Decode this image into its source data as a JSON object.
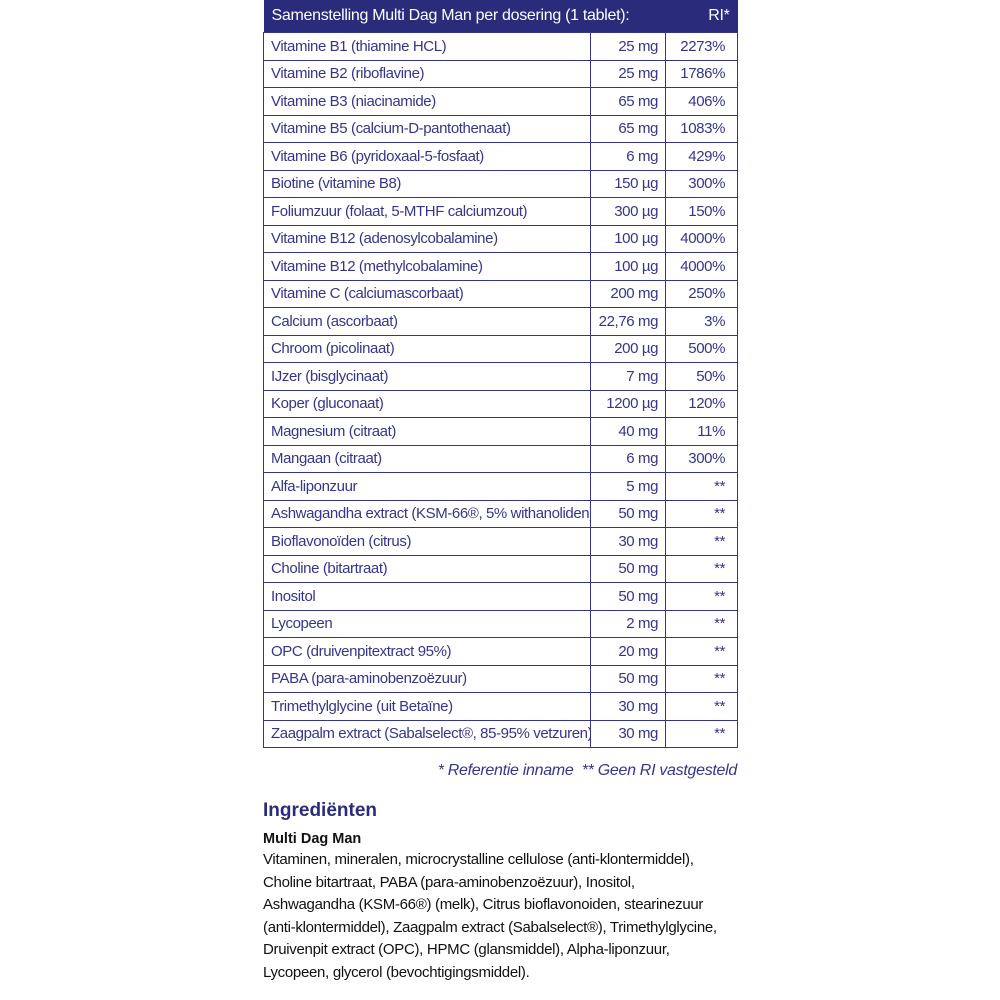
{
  "table": {
    "header": {
      "title": "Samenstelling Multi Dag Man per dosering (1 tablet):",
      "ri": "RI*"
    },
    "rows": [
      {
        "name": "Vitamine B1 (thiamine HCL)",
        "amount": "25 mg",
        "ri": "2273%"
      },
      {
        "name": "Vitamine B2 (riboflavine)",
        "amount": "25 mg",
        "ri": "1786%"
      },
      {
        "name": "Vitamine B3 (niacinamide)",
        "amount": "65 mg",
        "ri": "406%"
      },
      {
        "name": "Vitamine B5 (calcium-D-pantothenaat)",
        "amount": "65 mg",
        "ri": "1083%"
      },
      {
        "name": "Vitamine B6 (pyridoxaal-5-fosfaat)",
        "amount": "6 mg",
        "ri": "429%"
      },
      {
        "name": "Biotine (vitamine B8)",
        "amount": "150 µg",
        "ri": "300%"
      },
      {
        "name": "Foliumzuur (folaat, 5-MTHF calciumzout)",
        "amount": "300 µg",
        "ri": "150%"
      },
      {
        "name": "Vitamine B12 (adenosylcobalamine)",
        "amount": "100 µg",
        "ri": "4000%"
      },
      {
        "name": "Vitamine B12 (methylcobalamine)",
        "amount": "100 µg",
        "ri": "4000%"
      },
      {
        "name": "Vitamine C (calciumascorbaat)",
        "amount": "200 mg",
        "ri": "250%"
      },
      {
        "name": "Calcium (ascorbaat)",
        "amount": "22,76 mg",
        "ri": "3%"
      },
      {
        "name": "Chroom (picolinaat)",
        "amount": "200 µg",
        "ri": "500%"
      },
      {
        "name": "IJzer (bisglycinaat)",
        "amount": "7 mg",
        "ri": "50%"
      },
      {
        "name": "Koper (gluconaat)",
        "amount": "1200 µg",
        "ri": "120%"
      },
      {
        "name": "Magnesium (citraat)",
        "amount": "40 mg",
        "ri": "11%"
      },
      {
        "name": "Mangaan (citraat)",
        "amount": "6 mg",
        "ri": "300%"
      },
      {
        "name": "Alfa-liponzuur",
        "amount": "5 mg",
        "ri": "**"
      },
      {
        "name": "Ashwagandha extract (KSM-66®, 5% withanoliden)",
        "amount": "50 mg",
        "ri": "**"
      },
      {
        "name": "Bioflavonoïden (citrus)",
        "amount": "30 mg",
        "ri": "**"
      },
      {
        "name": "Choline (bitartraat)",
        "amount": "50 mg",
        "ri": "**"
      },
      {
        "name": "Inositol",
        "amount": "50 mg",
        "ri": "**"
      },
      {
        "name": "Lycopeen",
        "amount": "2 mg",
        "ri": "**"
      },
      {
        "name": "OPC (druivenpitextract 95%)",
        "amount": "20 mg",
        "ri": "**"
      },
      {
        "name": "PABA (para-aminobenzoëzuur)",
        "amount": "50 mg",
        "ri": "**"
      },
      {
        "name": "Trimethylglycine (uit Betaïne)",
        "amount": "30 mg",
        "ri": "**"
      },
      {
        "name": "Zaagpalm extract (Sabalselect®, 85-95% vetzuren)",
        "amount": "30 mg",
        "ri": "**"
      }
    ]
  },
  "legend": "* Referentie inname  ** Geen RI vastgesteld",
  "ingredients": {
    "title": "Ingrediënten",
    "product": "Multi Dag Man",
    "lines": [
      "Vitaminen, mineralen, microcrystalline cellulose (anti-klontermiddel),",
      "Choline bitartraat, PABA (para-aminobenzoëzuur), Inositol,",
      "Ashwagandha (KSM-66®) (melk), Citrus bioflavonoiden, stearinezuur",
      "(anti-klontermiddel), Zaagpalm extract (Sabalselect®), Trimethylglycine,",
      "Druivenpit extract (OPC), HPMC (glansmiddel), Alpha-liponzuur,",
      "Lycopeen, glycerol (bevochtigingsmiddel)."
    ]
  },
  "colors": {
    "header_bg": "#2b2b7c",
    "text_navy": "#35358a"
  }
}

### Task requirements
Copy every record character for character. Skip the pictures.

### Output of the exercise
Decode this image into its source data as a JSON object.
{
  "table": {
    "header": {
      "title": "Samenstelling Multi Dag Man per dosering (1 tablet):",
      "ri": "RI*"
    },
    "rows": [
      {
        "name": "Vitamine B1 (thiamine HCL)",
        "amount": "25 mg",
        "ri": "2273%"
      },
      {
        "name": "Vitamine B2 (riboflavine)",
        "amount": "25 mg",
        "ri": "1786%"
      },
      {
        "name": "Vitamine B3 (niacinamide)",
        "amount": "65 mg",
        "ri": "406%"
      },
      {
        "name": "Vitamine B5 (calcium-D-pantothenaat)",
        "amount": "65 mg",
        "ri": "1083%"
      },
      {
        "name": "Vitamine B6 (pyridoxaal-5-fosfaat)",
        "amount": "6 mg",
        "ri": "429%"
      },
      {
        "name": "Biotine (vitamine B8)",
        "amount": "150 µg",
        "ri": "300%"
      },
      {
        "name": "Foliumzuur (folaat, 5-MTHF calciumzout)",
        "amount": "300 µg",
        "ri": "150%"
      },
      {
        "name": "Vitamine B12 (adenosylcobalamine)",
        "amount": "100 µg",
        "ri": "4000%"
      },
      {
        "name": "Vitamine B12 (methylcobalamine)",
        "amount": "100 µg",
        "ri": "4000%"
      },
      {
        "name": "Vitamine C (calciumascorbaat)",
        "amount": "200 mg",
        "ri": "250%"
      },
      {
        "name": "Calcium (ascorbaat)",
        "amount": "22,76 mg",
        "ri": "3%"
      },
      {
        "name": "Chroom (picolinaat)",
        "amount": "200 µg",
        "ri": "500%"
      },
      {
        "name": "IJzer (bisglycinaat)",
        "amount": "7 mg",
        "ri": "50%"
      },
      {
        "name": "Koper (gluconaat)",
        "amount": "1200 µg",
        "ri": "120%"
      },
      {
        "name": "Magnesium (citraat)",
        "amount": "40 mg",
        "ri": "11%"
      },
      {
        "name": "Mangaan (citraat)",
        "amount": "6 mg",
        "ri": "300%"
      },
      {
        "name": "Alfa-liponzuur",
        "amount": "5 mg",
        "ri": "**"
      },
      {
        "name": "Ashwagandha extract (KSM-66®, 5% withanoliden)",
        "amount": "50 mg",
        "ri": "**"
      },
      {
        "name": "Bioflavonoïden (citrus)",
        "amount": "30 mg",
        "ri": "**"
      },
      {
        "name": "Choline (bitartraat)",
        "amount": "50 mg",
        "ri": "**"
      },
      {
        "name": "Inositol",
        "amount": "50 mg",
        "ri": "**"
      },
      {
        "name": "Lycopeen",
        "amount": "2 mg",
        "ri": "**"
      },
      {
        "name": "OPC (druivenpitextract 95%)",
        "amount": "20 mg",
        "ri": "**"
      },
      {
        "name": "PABA (para-aminobenzoëzuur)",
        "amount": "50 mg",
        "ri": "**"
      },
      {
        "name": "Trimethylglycine (uit Betaïne)",
        "amount": "30 mg",
        "ri": "**"
      },
      {
        "name": "Zaagpalm extract (Sabalselect®, 85-95% vetzuren)",
        "amount": "30 mg",
        "ri": "**"
      }
    ]
  },
  "legend": "* Referentie inname  ** Geen RI vastgesteld",
  "ingredients": {
    "title": "Ingrediënten",
    "product": "Multi Dag Man",
    "lines": [
      "Vitaminen, mineralen, microcrystalline cellulose (anti-klontermiddel),",
      "Choline bitartraat, PABA (para-aminobenzoëzuur), Inositol,",
      "Ashwagandha (KSM-66®) (melk), Citrus bioflavonoiden, stearinezuur",
      "(anti-klontermiddel), Zaagpalm extract (Sabalselect®), Trimethylglycine,",
      "Druivenpit extract (OPC), HPMC (glansmiddel), Alpha-liponzuur,",
      "Lycopeen, glycerol (bevochtigingsmiddel)."
    ]
  },
  "colors": {
    "header_bg": "#2b2b7c",
    "text_navy": "#35358a"
  }
}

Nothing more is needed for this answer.